(Source records)
—————

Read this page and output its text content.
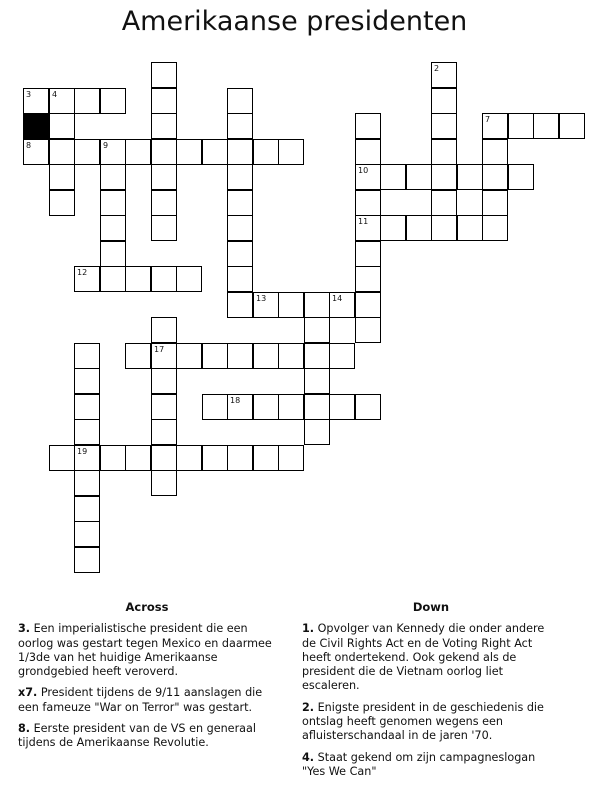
Amerikaanse presidenten
3	4
7
8	9
10
11
12
13	14
17
18
19
2
Across

3. Een imperialistische president die een oorlog was gestart tegen Mexico en daarmee 1/3de van het huidige Amerikaanse grondgebied heeft veroverd.

x7. President tijdens de 9/11 aanslagen die een fameuze "War on Terror" was gestart.

8. Eerste president van de VS en generaal tijdens de Amerikaanse Revolutie.

Down

1. Opvolger van Kennedy die onder andere de Civil Rights Act en de Voting Right Act heeft ondertekend. Ook gekend als de president die de Vietnam oorlog liet escaleren.

2. Enigste president in de geschiedenis die ontslag heeft genomen wegens een afluisterschandaal in de jaren '70.

4. Staat gekend om zijn campagneslogan "Yes We Can"
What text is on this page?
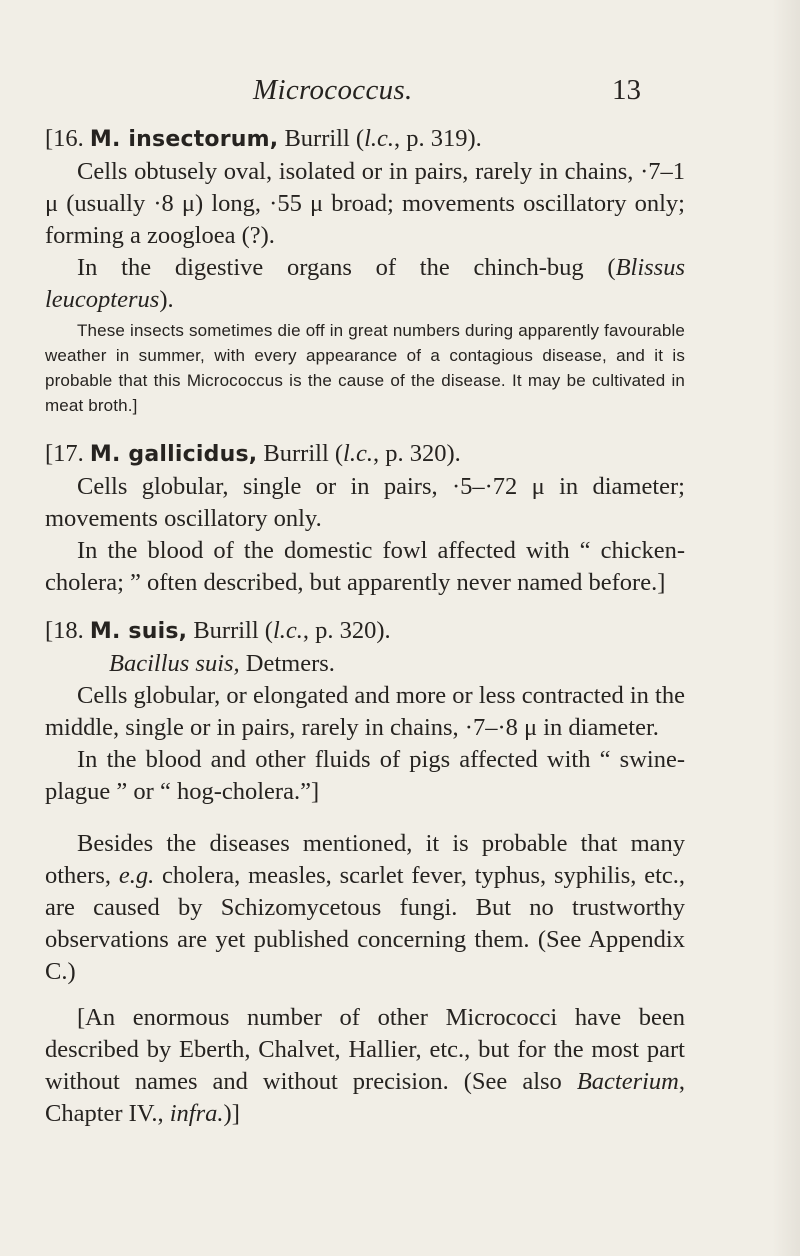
Micrococcus.	13

[16. M. insectorum, Burrill (l.c., p. 319).

Cells obtusely oval, isolated or in pairs, rarely in chains, ·7–1 μ (usually ·8 μ) long, ·55 μ broad; movements oscillatory only; forming a zoogloea (?).

In the digestive organs of the chinch-bug (Blissus leucopterus).

These insects sometimes die off in great numbers during apparently favourable weather in summer, with every appearance of a contagious disease, and it is probable that this Micrococcus is the cause of the disease. It may be cultivated in meat broth.]

[17. M. gallicidus, Burrill (l.c., p. 320).

Cells globular, single or in pairs, ·5–·72 μ in diameter; movements oscillatory only.

In the blood of the domestic fowl affected with “ chicken-cholera; ” often described, but apparently never named before.]

[18. M. suis, Burrill (l.c., p. 320).

Bacillus suis, Detmers.

Cells globular, or elongated and more or less contracted in the middle, single or in pairs, rarely in chains, ·7–·8 μ in diameter.

In the blood and other fluids of pigs affected with “ swine-plague ” or “ hog-cholera.”]

Besides the diseases mentioned, it is probable that many others, e.g. cholera, measles, scarlet fever, typhus, syphilis, etc., are caused by Schizomycetous fungi. But no trustworthy observations are yet published concerning them. (See Appendix C.)

[An enormous number of other Micrococci have been described by Eberth, Chalvet, Hallier, etc., but for the most part without names and without precision. (See also Bacterium, Chapter IV., infra.)]
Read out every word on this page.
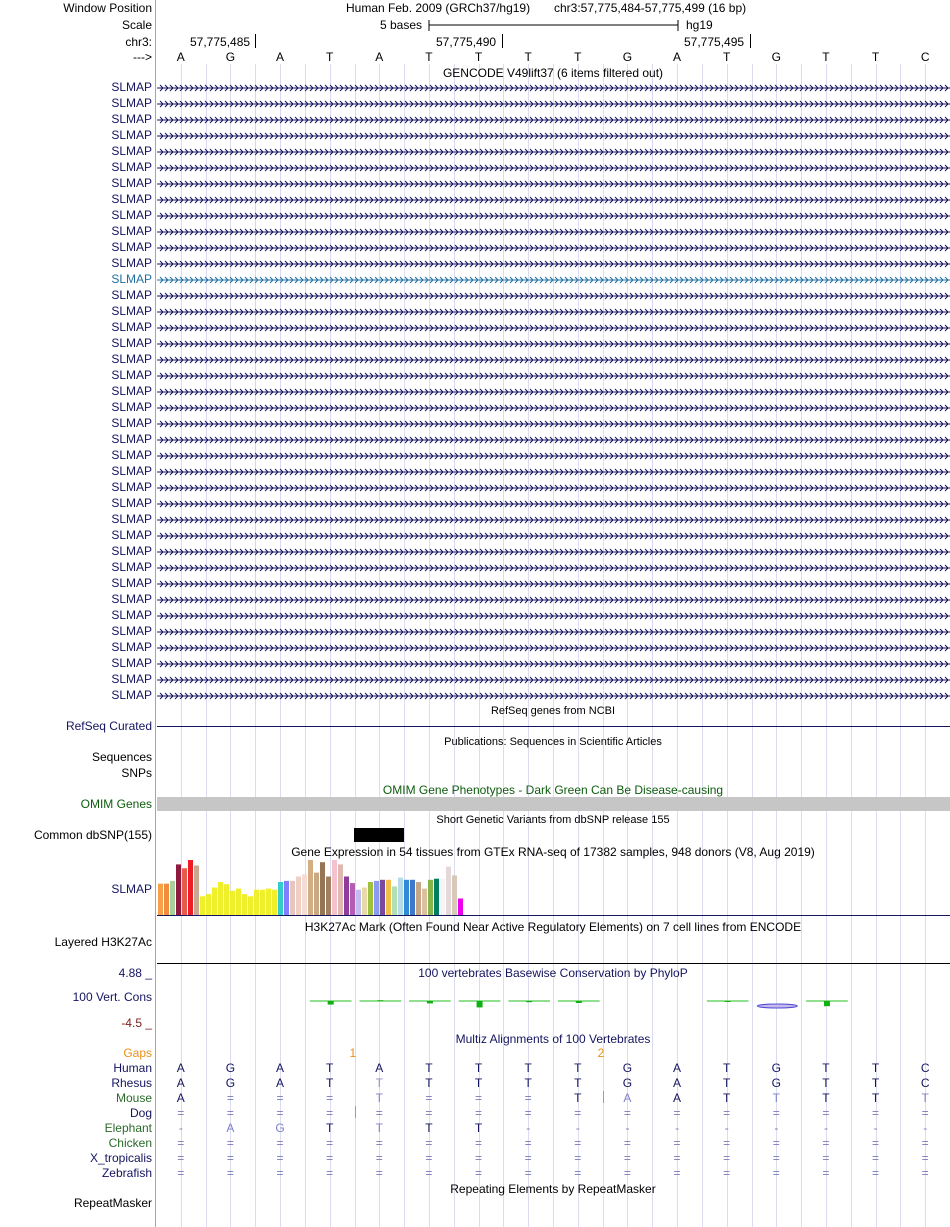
Window Position
Scale
chr3:
--->
Human Feb. 2009 (GRCh37/hg19) chr3:57,775,484-57,775,499 (16 bp)
5 bases	hg19
57,775,485	57,775,490	57,775,495
A	G	A	T	A	T	T	T	T	G	A	T	G	T	T	C
GENCODE V49lift37 (6 items filtered out)
SLMAP
SLMAP
SLMAP
SLMAP
SLMAP
SLMAP
SLMAP
SLMAP
SLMAP
SLMAP
SLMAP
SLMAP
SLMAP
SLMAP
SLMAP
SLMAP
SLMAP
SLMAP
SLMAP
SLMAP
SLMAP
SLMAP
SLMAP
SLMAP
SLMAP
SLMAP
SLMAP
SLMAP
SLMAP
SLMAP
SLMAP
SLMAP
SLMAP
SLMAP
SLMAP
SLMAP
SLMAP
SLMAP
SLMAP
RefSeq genes from NCBI
RefSeq Curated
Publications: Sequences in Scientific Articles
Sequences
SNPs
OMIM Gene Phenotypes - Dark Green Can Be Disease-causing
OMIM Genes
Short Genetic Variants from dbSNP release 155
Common dbSNP(155)
Gene Expression in 54 tissues from GTEx RNA-seq of 17382 samples, 948 donors (V8, Aug 2019)
SLMAP
H3K27Ac Mark (Often Found Near Active Regulatory Elements) on 7 cell lines from ENCODE
Layered H3K27Ac
100 vertebrates Basewise Conservation by PhyloP
4.88 _
100 Vert. Cons
-4.5 _
Multiz Alignments of 100 Vertebrates
Gaps	1	2
Human	A	G	A	T	A	T	T	T	T	G	A	T	G	T	T	C
Rhesus	A	G	A	T	T	T	T	T	T	G	A	T	G	T	T	C
Mouse	A	=	=	=	T	=	=	=	T	A	A	T	T	T	T	T
Dog	=	=	=	=	=	=	=	=	=	=	=	=	=	=	=	=
Elephant	-	A	G	T	T	T	T	-	-	-	-	-	-	-	-	-
Chicken	=	=	=	=	=	=	=	=	=	=	=	=	=	=	=	=
X_tropicalis	=	=	=	=	=	=	=	=	=	=	=	=	=	=	=	=
Zebrafish	=	=	=	=	=	=	=	=	=	=	=	=	=	=	=	=
Repeating Elements by RepeatMasker
RepeatMasker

—————

TASK DIRECTIONS => Pick each line holding "Micrococcus" out of the entries above and return it.

ANSWER AREA =>
Micrococcus.	13
These insects sometimes die off in great numbers during apparently favourable weather in summer, with every appearance of a contagious disease, and it is probable that this Micrococcus is the cause of the disease. It may be cultivated in meat broth.]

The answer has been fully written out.